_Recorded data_

★ ★ ★ ★ ★ ★ ★

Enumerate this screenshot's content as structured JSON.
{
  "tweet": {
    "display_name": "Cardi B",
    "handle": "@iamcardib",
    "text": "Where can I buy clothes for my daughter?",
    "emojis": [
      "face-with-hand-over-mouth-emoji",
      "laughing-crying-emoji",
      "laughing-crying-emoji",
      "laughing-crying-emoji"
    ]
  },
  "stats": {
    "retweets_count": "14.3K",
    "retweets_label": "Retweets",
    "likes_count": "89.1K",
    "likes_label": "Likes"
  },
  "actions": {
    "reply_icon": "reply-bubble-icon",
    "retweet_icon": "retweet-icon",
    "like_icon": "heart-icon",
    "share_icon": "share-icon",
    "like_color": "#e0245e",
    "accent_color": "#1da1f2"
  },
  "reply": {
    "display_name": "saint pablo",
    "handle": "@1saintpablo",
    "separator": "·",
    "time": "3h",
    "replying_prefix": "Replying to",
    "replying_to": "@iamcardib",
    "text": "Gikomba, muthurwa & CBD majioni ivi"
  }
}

★ ★ ★ ★ ★ ★ ★

Extract the full listing and reproduce each line exactly.

Enumerate this screenshot's content as structured JSON.
{
  "tweet": {
    "display_name": "Cardi B",
    "handle": "@iamcardib",
    "text": "Where can I buy clothes for my daughter?",
    "emojis": [
      "face-with-hand-over-mouth-emoji",
      "laughing-crying-emoji",
      "laughing-crying-emoji",
      "laughing-crying-emoji"
    ]
  },
  "stats": {
    "retweets_count": "14.3K",
    "retweets_label": "Retweets",
    "likes_count": "89.1K",
    "likes_label": "Likes"
  },
  "actions": {
    "reply_icon": "reply-bubble-icon",
    "retweet_icon": "retweet-icon",
    "like_icon": "heart-icon",
    "share_icon": "share-icon",
    "like_color": "#e0245e",
    "accent_color": "#1da1f2"
  },
  "reply": {
    "display_name": "saint pablo",
    "handle": "@1saintpablo",
    "separator": "·",
    "time": "3h",
    "replying_prefix": "Replying to",
    "replying_to": "@iamcardib",
    "text": "Gikomba, muthurwa & CBD majioni ivi"
  }
}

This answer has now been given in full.